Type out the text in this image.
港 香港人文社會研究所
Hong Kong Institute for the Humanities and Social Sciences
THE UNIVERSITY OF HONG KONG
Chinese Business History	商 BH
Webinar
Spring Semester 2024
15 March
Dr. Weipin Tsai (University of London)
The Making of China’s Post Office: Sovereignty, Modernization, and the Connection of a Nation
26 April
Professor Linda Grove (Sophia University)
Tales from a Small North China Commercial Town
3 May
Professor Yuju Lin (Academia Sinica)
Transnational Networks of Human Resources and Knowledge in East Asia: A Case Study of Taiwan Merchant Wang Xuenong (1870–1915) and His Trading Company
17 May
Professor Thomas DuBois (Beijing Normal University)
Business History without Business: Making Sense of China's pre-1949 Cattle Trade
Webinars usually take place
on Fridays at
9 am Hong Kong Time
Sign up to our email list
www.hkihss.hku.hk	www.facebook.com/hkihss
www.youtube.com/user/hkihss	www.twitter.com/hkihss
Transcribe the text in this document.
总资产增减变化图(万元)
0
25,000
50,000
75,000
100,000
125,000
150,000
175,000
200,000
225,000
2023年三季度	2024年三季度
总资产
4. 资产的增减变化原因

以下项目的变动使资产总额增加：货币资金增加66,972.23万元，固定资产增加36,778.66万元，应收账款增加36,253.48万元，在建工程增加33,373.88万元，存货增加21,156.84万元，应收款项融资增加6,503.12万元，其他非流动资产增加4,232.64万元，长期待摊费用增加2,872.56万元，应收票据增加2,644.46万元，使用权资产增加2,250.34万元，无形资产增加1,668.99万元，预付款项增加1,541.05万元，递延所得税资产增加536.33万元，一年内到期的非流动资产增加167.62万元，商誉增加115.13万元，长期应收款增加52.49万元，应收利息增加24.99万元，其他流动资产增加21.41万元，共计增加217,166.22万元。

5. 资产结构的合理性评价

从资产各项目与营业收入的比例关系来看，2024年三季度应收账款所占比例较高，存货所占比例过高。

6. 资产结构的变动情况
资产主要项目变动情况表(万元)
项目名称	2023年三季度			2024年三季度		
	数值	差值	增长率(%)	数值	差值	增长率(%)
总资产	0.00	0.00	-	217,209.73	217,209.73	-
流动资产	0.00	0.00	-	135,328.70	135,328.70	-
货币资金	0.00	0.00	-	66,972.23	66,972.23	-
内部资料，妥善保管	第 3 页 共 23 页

THE PROBLEM
Give the material above again, word for word.

THE RESPONSE
Type out the text in this image.
港 香港人文社會研究所
Hong Kong Institute for the Humanities and Social Sciences
THE UNIVERSITY OF HONG KONG
Chinese Business History	商 BH
Webinar
Spring Semester 2024
15 March
Dr. Weipin Tsai (University of London)
The Making of China’s Post Office: Sovereignty, Modernization, and the Connection of a Nation
26 April
Professor Linda Grove (Sophia University)
Tales from a Small North China Commercial Town
3 May
Professor Yuju Lin (Academia Sinica)
Transnational Networks of Human Resources and Knowledge in East Asia: A Case Study of Taiwan Merchant Wang Xuenong (1870–1915) and His Trading Company
17 May
Professor Thomas DuBois (Beijing Normal University)
Business History without Business: Making Sense of China's pre-1949 Cattle Trade
Webinars usually take place
on Fridays at
9 am Hong Kong Time
Sign up to our email list
www.hkihss.hku.hk	www.facebook.com/hkihss
www.youtube.com/user/hkihss	www.twitter.com/hkihss
Transcribe the text in this document.
总资产增减变化图(万元)
0
25,000
50,000
75,000
100,000
125,000
150,000
175,000
200,000
225,000
2023年三季度	2024年三季度
总资产
4. 资产的增减变化原因

以下项目的变动使资产总额增加：货币资金增加66,972.23万元，固定资产增加36,778.66万元，应收账款增加36,253.48万元，在建工程增加33,373.88万元，存货增加21,156.84万元，应收款项融资增加6,503.12万元，其他非流动资产增加4,232.64万元，长期待摊费用增加2,872.56万元，应收票据增加2,644.46万元，使用权资产增加2,250.34万元，无形资产增加1,668.99万元，预付款项增加1,541.05万元，递延所得税资产增加536.33万元，一年内到期的非流动资产增加167.62万元，商誉增加115.13万元，长期应收款增加52.49万元，应收利息增加24.99万元，其他流动资产增加21.41万元，共计增加217,166.22万元。

5. 资产结构的合理性评价

从资产各项目与营业收入的比例关系来看，2024年三季度应收账款所占比例较高，存货所占比例过高。

6. 资产结构的变动情况
资产主要项目变动情况表(万元)
项目名称	2023年三季度			2024年三季度		
	数值	差值	增长率(%)	数值	差值	增长率(%)
总资产	0.00	0.00	-	217,209.73	217,209.73	-
流动资产	0.00	0.00	-	135,328.70	135,328.70	-
货币资金	0.00	0.00	-	66,972.23	66,972.23	-
内部资料，妥善保管	第 3 页 共 23 页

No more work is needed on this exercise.